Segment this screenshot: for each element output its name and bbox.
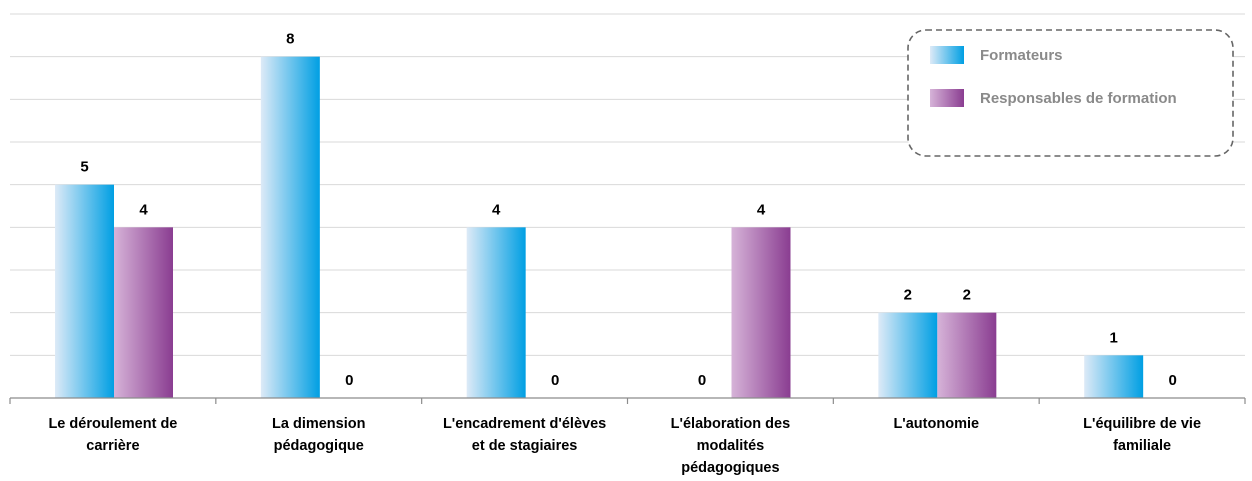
data-label: 2 xyxy=(904,287,912,304)
data-label: 0 xyxy=(698,372,706,389)
bar-responsables-3 xyxy=(731,227,791,398)
bar-formateurs-5 xyxy=(1084,355,1144,398)
category-label: L'élaboration des modalités pédagogiques xyxy=(671,416,790,476)
category-labels: Le déroulement de carrière La dimension péd… xyxy=(48,416,1201,476)
legend-box xyxy=(907,29,1234,157)
legend: Formateurs Responsables de formation xyxy=(907,29,1234,157)
bar-formateurs-0 xyxy=(55,184,114,398)
data-label: 8 xyxy=(286,31,294,48)
bar-responsables-0 xyxy=(114,227,173,398)
bar-formateurs-2 xyxy=(466,227,526,398)
category-label: L'encadrement d'élèves et de stagiaires xyxy=(443,416,606,454)
data-label: 4 xyxy=(757,201,766,218)
data-label: 0 xyxy=(551,372,559,389)
bars xyxy=(55,56,1144,399)
data-label: 2 xyxy=(963,287,971,304)
legend-swatch-formateurs xyxy=(930,46,964,64)
x-axis xyxy=(9,397,1246,404)
bar-responsables-4 xyxy=(937,312,997,398)
data-label: 5 xyxy=(80,159,88,176)
data-label: 4 xyxy=(492,201,501,218)
bar-formateurs-4 xyxy=(878,312,938,398)
category-label: La dimension pédagogique xyxy=(272,416,365,454)
gridlines xyxy=(10,13,1245,356)
data-label: 1 xyxy=(1109,329,1117,346)
legend-label-responsables: Responsables de formation xyxy=(980,90,1177,107)
bar-formateurs-1 xyxy=(260,56,320,399)
category-label: Le déroulement de carrière xyxy=(48,416,177,454)
data-label: 0 xyxy=(345,372,353,389)
data-label: 0 xyxy=(1168,372,1176,389)
data-labels: 5 8 4 0 2 1 4 0 0 4 2 0 xyxy=(80,31,1177,389)
category-label: L'autonomie xyxy=(893,416,979,432)
legend-label-formateurs: Formateurs xyxy=(980,47,1063,64)
category-label: L'équilibre de vie familiale xyxy=(1083,416,1201,454)
data-label: 4 xyxy=(139,201,148,218)
legend-swatch-responsables xyxy=(930,89,964,107)
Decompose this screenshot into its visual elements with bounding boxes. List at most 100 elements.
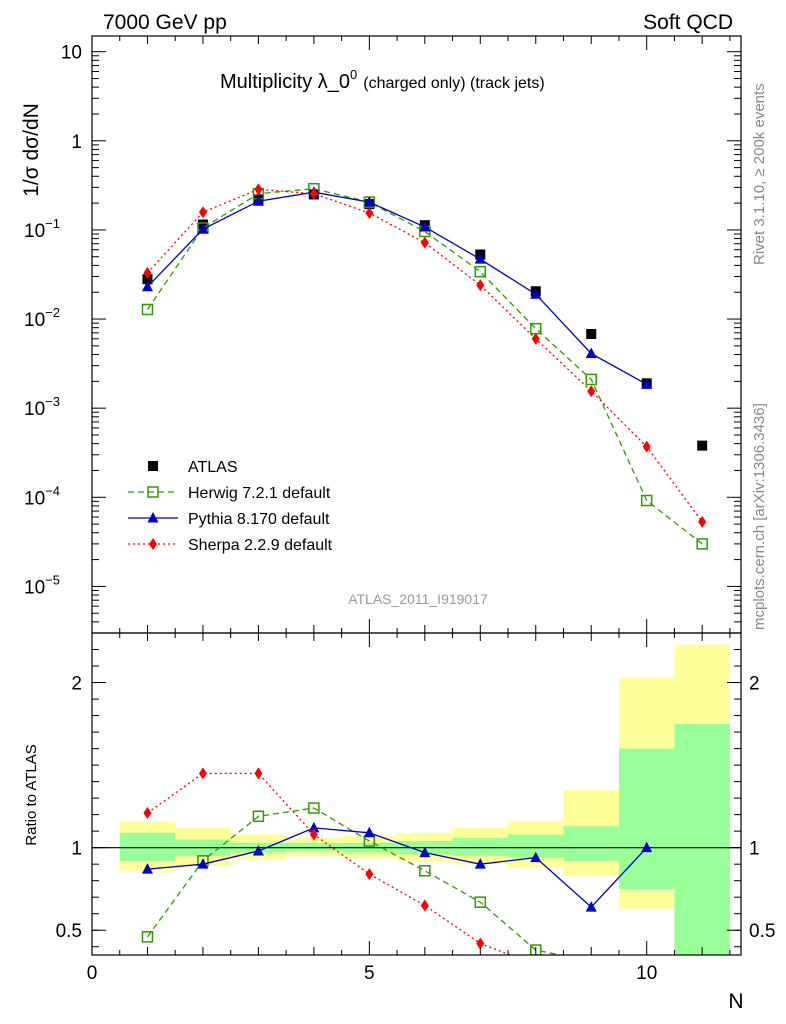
legend-label: Pythia 8.170 default (188, 511, 330, 528)
ratio-point (197, 858, 209, 869)
y-tick-label: 10−3 (24, 394, 60, 420)
ratio-point (419, 846, 431, 858)
y-tick-label: 10−4 (24, 483, 60, 509)
ratio-point (476, 937, 485, 950)
data-point (641, 378, 653, 389)
y-tick-label: 10−5 (24, 572, 60, 598)
plot-title-main: Multiplicity λ_0 (220, 71, 350, 93)
ratio-line (147, 827, 648, 909)
data-point (531, 332, 540, 345)
x-tick-label: 5 (364, 963, 375, 984)
ratio-point (309, 828, 318, 841)
data-point (142, 274, 153, 285)
ratio-series-group (141, 767, 707, 1005)
ratio-point (474, 896, 487, 908)
data-point (365, 206, 374, 219)
ratio-ylabel: Ratio to ATLAS (23, 744, 40, 845)
data-point (585, 373, 597, 386)
ratio-point (698, 984, 706, 996)
data-point (420, 236, 429, 249)
ratio-point (530, 851, 542, 863)
rivet-version-label: Rivet 3.1.10, ≥ 200k events (751, 83, 768, 265)
x-tick-label: 0 (87, 963, 98, 984)
ratio-line (146, 807, 563, 955)
legend-label: ATLAS (188, 459, 238, 476)
ratio-point (587, 969, 595, 981)
ratio-point (419, 865, 431, 877)
data-point (252, 195, 264, 206)
data-point (698, 515, 707, 528)
data-point (696, 538, 708, 550)
legend-marker (147, 512, 159, 523)
data-point (474, 265, 487, 278)
data-point (640, 494, 653, 507)
mcplots-label: mcplots.cern.ch [arXiv:1306.3436] (751, 403, 768, 630)
ratio-point (532, 959, 540, 971)
ratio-band-inner (618, 748, 675, 889)
ratio-point (308, 821, 320, 833)
ratio-point (308, 802, 320, 814)
legend-marker (147, 486, 159, 498)
data-point (254, 183, 263, 196)
legend-marker (148, 461, 158, 471)
ratio-point (420, 899, 429, 912)
ratio-point (586, 957, 596, 967)
ratio-point (141, 931, 154, 943)
legend: ATLAS Herwig 7.2.1 default Pythia 8.170 de… (128, 459, 333, 554)
main-series-group (141, 182, 708, 550)
data-point (585, 347, 597, 359)
data-point (586, 328, 597, 339)
ratio-tick-label-left: 2 (71, 674, 82, 695)
axes: 0 5 10 10 1 10−1 10−2 10−3 10−4 10−5 2 2 1 1 0.5 0.5 (24, 35, 775, 984)
y-tick-label: 10−2 (24, 305, 60, 331)
ratio-point (252, 810, 265, 823)
ratio-point (697, 995, 707, 1005)
series-line (146, 188, 703, 545)
legend-label: Herwig 7.2.1 default (188, 485, 331, 502)
y-tick-label: 1 (71, 132, 82, 153)
data-point (530, 288, 542, 299)
data-point (197, 223, 209, 234)
ratio-tick-label-right: 1 (749, 839, 760, 860)
ratio-line (147, 772, 512, 955)
ratio-frame (91, 632, 742, 956)
ratio-tick-label-left: 1 (71, 839, 82, 860)
data-point (642, 440, 651, 453)
data-point (309, 187, 318, 200)
data-point (419, 220, 431, 232)
header-right-label: Soft QCD (643, 11, 733, 34)
ratio-band-inner (563, 826, 619, 861)
x-tick-label: 10 (636, 963, 657, 984)
ratio-point (143, 806, 152, 819)
data-point (198, 206, 207, 219)
ratio-band-inner (452, 837, 509, 856)
ratio-point (530, 944, 542, 955)
ratio-plot-area (141, 767, 707, 1005)
data-point (474, 253, 486, 264)
data-point (141, 280, 153, 292)
ratio-band-inner (508, 834, 564, 858)
xlabel: N (728, 990, 743, 1013)
series-line (147, 191, 648, 385)
ratio-tick-label-right: 2 (749, 674, 760, 695)
ratio-point (365, 868, 374, 881)
ratio-point (254, 767, 263, 780)
plot-title-suffix: (charged only) (track jets) (363, 75, 544, 92)
data-point (587, 385, 596, 398)
plot-title-sup: 0 (350, 67, 357, 82)
legend-marker (149, 538, 157, 550)
ratio-point (252, 844, 264, 856)
data-point (141, 303, 154, 316)
ratio-band-inner (286, 842, 342, 851)
y-tick-label: 10 (61, 43, 82, 64)
y-tick-label: 10−1 (24, 216, 60, 242)
main-plot-area (141, 182, 708, 550)
ratio-point (198, 767, 207, 780)
header-left-label: 7000 GeV pp (103, 11, 227, 34)
ratio-tick-label-left: 0.5 (56, 921, 82, 942)
ratio-band-inner (119, 832, 176, 861)
ratio-point (585, 901, 597, 912)
ratio-uncertainty-bands (92, 644, 741, 955)
data-point (697, 440, 708, 451)
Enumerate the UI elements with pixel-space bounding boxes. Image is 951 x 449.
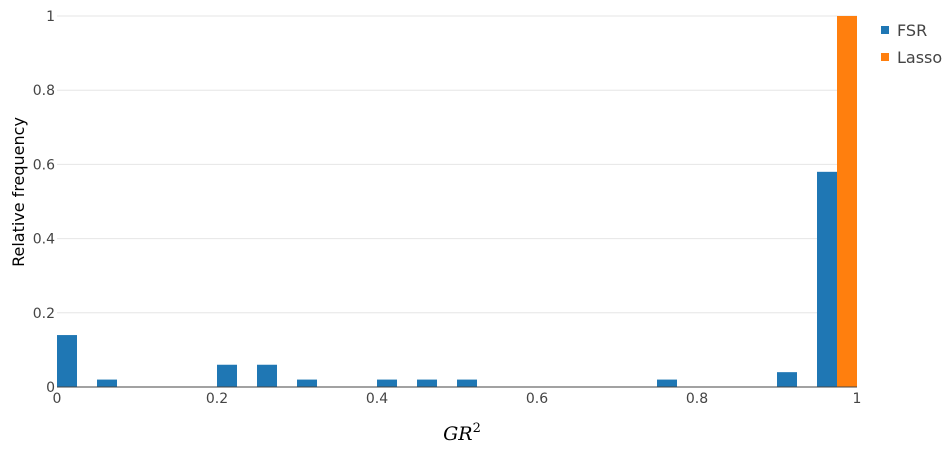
- bar-fsr-2[interactable]: [217, 364, 237, 387]
- x-tick-label-5: 1: [853, 391, 862, 407]
- legend-label-fsr: FSR: [897, 21, 927, 40]
- y-axis-title: Relative frequency: [9, 117, 28, 267]
- bars: [57, 16, 857, 387]
- bar-lasso-0[interactable]: [837, 16, 857, 387]
- x-tick-label-4: 0.8: [686, 391, 708, 407]
- x-axis-title: GR2: [443, 421, 481, 445]
- x-tick-label-1: 0.2: [206, 391, 228, 407]
- bar-fsr-1[interactable]: [97, 379, 117, 387]
- x-tick-label-0: 0: [53, 391, 62, 407]
- bar-fsr-0[interactable]: [57, 335, 77, 387]
- bar-fsr-9[interactable]: [777, 372, 797, 387]
- bar-fsr-7[interactable]: [457, 379, 477, 387]
- x-axis-title-superscript: 2: [473, 421, 481, 436]
- legend-item-lasso[interactable]: Lasso: [881, 48, 942, 67]
- legend-item-fsr[interactable]: FSR: [881, 21, 927, 40]
- bar-fsr-6[interactable]: [417, 379, 437, 387]
- bar-fsr-5[interactable]: [377, 379, 397, 387]
- legend: FSR Lasso: [881, 21, 942, 67]
- y-tick-label-2: 0.4: [33, 232, 55, 248]
- x-tick-label-3: 0.6: [526, 391, 548, 407]
- x-axis-title-base: GR: [443, 423, 472, 445]
- bar-fsr-10[interactable]: [817, 171, 837, 387]
- legend-label-lasso: Lasso: [897, 48, 942, 67]
- y-tick-label-4: 0.8: [33, 83, 55, 99]
- bar-fsr-4[interactable]: [297, 379, 317, 387]
- legend-swatch-lasso: [881, 53, 889, 61]
- y-tick-label-0: 0: [46, 380, 55, 396]
- legend-swatch-fsr: [881, 26, 889, 34]
- x-tick-labels: 0 0.2 0.4 0.6 0.8 1: [53, 391, 862, 407]
- y-tick-label-3: 0.6: [33, 157, 55, 173]
- y-tick-label-5: 1: [46, 9, 55, 25]
- grid-lines: [57, 15, 857, 314]
- y-tick-labels: 0 0.2 0.4 0.6 0.8 1: [33, 9, 55, 396]
- x-tick-label-2: 0.4: [366, 391, 388, 407]
- bar-fsr-3[interactable]: [257, 364, 277, 387]
- y-tick-label-1: 0.2: [33, 306, 55, 322]
- bar-fsr-8[interactable]: [657, 379, 677, 387]
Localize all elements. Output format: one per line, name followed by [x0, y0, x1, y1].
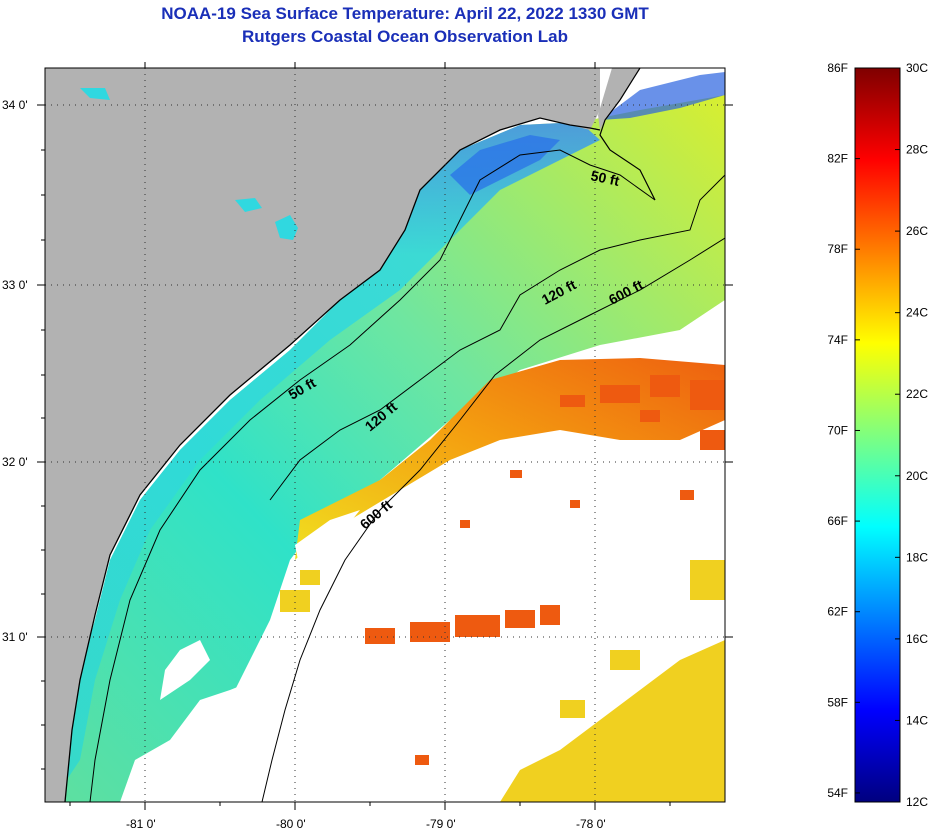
land	[45, 68, 600, 802]
lat-label-32: 32 0'	[2, 455, 28, 469]
colorbar-f-label: 62F	[827, 605, 848, 619]
chart-subtitle: Rutgers Coastal Ocean Observation Lab	[242, 27, 568, 46]
inland-lake-3	[80, 88, 110, 100]
colorbar-c-label: 26C	[906, 224, 928, 238]
colorbar-f-label: 70F	[827, 423, 848, 437]
graticule	[45, 68, 725, 802]
coastline-outer-banks	[599, 68, 656, 201]
lat-label-31: 31 0'	[2, 630, 28, 644]
inland-lake-2	[235, 198, 262, 212]
lon-label-78: -78 0'	[576, 817, 606, 831]
inland-lake	[275, 215, 298, 240]
colorbar-f-label: 74F	[827, 333, 848, 347]
gulf-stream-band	[295, 358, 725, 560]
colorbar-c-label: 14C	[906, 713, 928, 727]
yellow-patches	[280, 560, 725, 802]
colorbar-f-label: 58F	[827, 695, 848, 709]
coastline	[64, 117, 601, 802]
colorbar-f-label: 54F	[827, 786, 848, 800]
contour-120ft	[269, 174, 725, 501]
lat-label-33: 33 0'	[2, 278, 28, 292]
contour-50ft	[89, 149, 656, 802]
warm-speckles	[365, 375, 725, 765]
contour-label-50ft-north: 50 ft	[589, 167, 621, 189]
lon-label-81: -81 0'	[126, 817, 156, 831]
colorbar-c-label: 22C	[906, 387, 928, 401]
lon-label-79: -79 0'	[426, 817, 456, 831]
lat-label-34: 34 0'	[2, 98, 28, 112]
axis-ticks	[37, 62, 733, 810]
colorbar-c-label: 24C	[906, 306, 928, 320]
colorbar-c-label: 18C	[906, 550, 928, 564]
cold-patch-north	[600, 72, 725, 120]
colorbar-ticks	[855, 67, 900, 803]
sst-field	[60, 95, 725, 802]
cold-patch	[450, 135, 560, 195]
colorbar-c-label: 30C	[906, 61, 928, 75]
chart-title: NOAA-19 Sea Surface Temperature: April 2…	[161, 4, 649, 23]
contour-600ft	[261, 237, 725, 802]
colorbar-c-label: 16C	[906, 632, 928, 646]
colorbar-f-label: 82F	[827, 152, 848, 166]
colorbar-f-label: 86F	[827, 61, 848, 75]
colorbar-f-label: 78F	[827, 242, 848, 256]
map-frame	[44, 67, 726, 803]
cloud-blobs	[120, 300, 725, 802]
colorbar-gradient	[854, 67, 901, 803]
colorbar-c-label: 28C	[906, 143, 928, 157]
lon-label-80: -80 0'	[276, 817, 306, 831]
colorbar-c-label: 12C	[906, 795, 928, 809]
colorbar-f-label: 66F	[827, 514, 848, 528]
colorbar-c-label: 20C	[906, 469, 928, 483]
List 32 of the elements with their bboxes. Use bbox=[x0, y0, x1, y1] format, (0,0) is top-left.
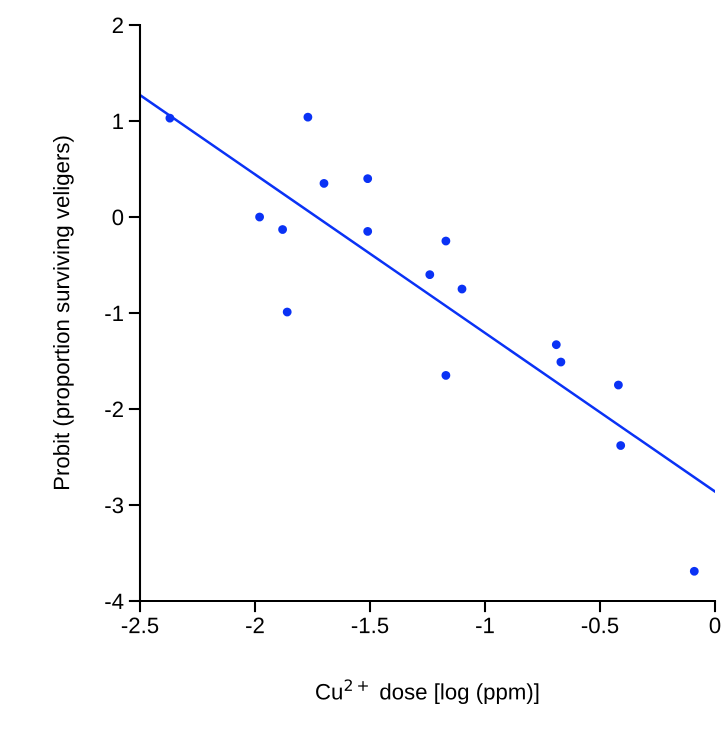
point bbox=[458, 284, 466, 294]
point bbox=[614, 380, 623, 390]
y-tick-label: 2 bbox=[112, 18, 123, 34]
point bbox=[282, 308, 292, 316]
point bbox=[363, 227, 372, 236]
x-tick-label: 0 bbox=[710, 618, 720, 634]
point bbox=[255, 212, 264, 222]
point bbox=[363, 174, 372, 183]
point bbox=[442, 236, 450, 246]
y-axis-title: Probit (proportion surviving veligers) bbox=[53, 136, 74, 490]
y-tick-label: -3 bbox=[105, 498, 124, 514]
y-tick-label: -2 bbox=[105, 402, 123, 418]
point bbox=[425, 270, 434, 279]
point bbox=[442, 371, 450, 380]
x-tick-label: -1 bbox=[476, 618, 494, 634]
x-tick-label: -2.5 bbox=[122, 618, 158, 634]
point bbox=[552, 340, 561, 350]
x-tick-label: -0.5 bbox=[582, 618, 618, 634]
y-tick-label: 0 bbox=[112, 210, 124, 226]
y-tick-label: -1 bbox=[105, 306, 123, 322]
point bbox=[304, 112, 312, 122]
x-axis-title: Cu$^{2+}$ dose [log (ppm)] bbox=[316, 679, 538, 704]
y-tick-label: -4 bbox=[105, 594, 124, 610]
point bbox=[616, 441, 626, 450]
point bbox=[690, 566, 699, 576]
point bbox=[320, 179, 328, 188]
y-tick-label: 1 bbox=[113, 114, 123, 130]
point bbox=[556, 358, 566, 366]
point bbox=[166, 114, 174, 123]
point bbox=[278, 225, 287, 234]
x-tick-label: -1.5 bbox=[352, 618, 388, 634]
x-tick-label: -2 bbox=[246, 618, 264, 634]
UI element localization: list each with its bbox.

_ _ _ _ _ _ _

• _SHORT PROBLEM_
Can you repeat the entries starting at the line that contains "legend-label: Pythia 8.170" and ending at the line that contains "x-tick-label: 5 (364, 963, 375, 984)", both included?

• _RESPONSE_
legend-label: Pythia 8.170 default (188, 511, 330, 528)
ratio-point (197, 858, 209, 869)
y-tick-label: 10−3 (24, 394, 60, 420)
ratio-point (419, 846, 431, 858)
y-tick-label: 10−4 (24, 483, 60, 509)
ratio-point (476, 937, 485, 950)
data-point (641, 378, 653, 389)
y-tick-label: 10−5 (24, 572, 60, 598)
plot-title-main: Multiplicity λ_0 (220, 71, 350, 93)
ratio-line (147, 827, 648, 909)
data-point (531, 332, 540, 345)
x-tick-label: 5 (364, 963, 375, 984)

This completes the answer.